-- Begin SOURCE DATA --
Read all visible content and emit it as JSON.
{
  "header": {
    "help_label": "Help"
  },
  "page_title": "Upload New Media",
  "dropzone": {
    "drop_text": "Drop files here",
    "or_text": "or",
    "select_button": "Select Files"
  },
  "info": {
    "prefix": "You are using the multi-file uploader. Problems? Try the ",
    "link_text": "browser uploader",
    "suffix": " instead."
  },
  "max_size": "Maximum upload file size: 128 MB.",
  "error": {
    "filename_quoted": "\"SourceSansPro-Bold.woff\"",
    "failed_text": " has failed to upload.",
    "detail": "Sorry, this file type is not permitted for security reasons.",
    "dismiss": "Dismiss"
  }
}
-- End SOURCE DATA --
- _STATED TASK_
Provide all the records again, word for word.

- _ANSWER TO THIS PROBLEM_
Read all visible content and emit it as JSON.
{
  "header": {
    "help_label": "Help"
  },
  "page_title": "Upload New Media",
  "dropzone": {
    "drop_text": "Drop files here",
    "or_text": "or",
    "select_button": "Select Files"
  },
  "info": {
    "prefix": "You are using the multi-file uploader. Problems? Try the ",
    "link_text": "browser uploader",
    "suffix": " instead."
  },
  "max_size": "Maximum upload file size: 128 MB.",
  "error": {
    "filename_quoted": "\"SourceSansPro-Bold.woff\"",
    "failed_text": " has failed to upload.",
    "detail": "Sorry, this file type is not permitted for security reasons.",
    "dismiss": "Dismiss"
  }
}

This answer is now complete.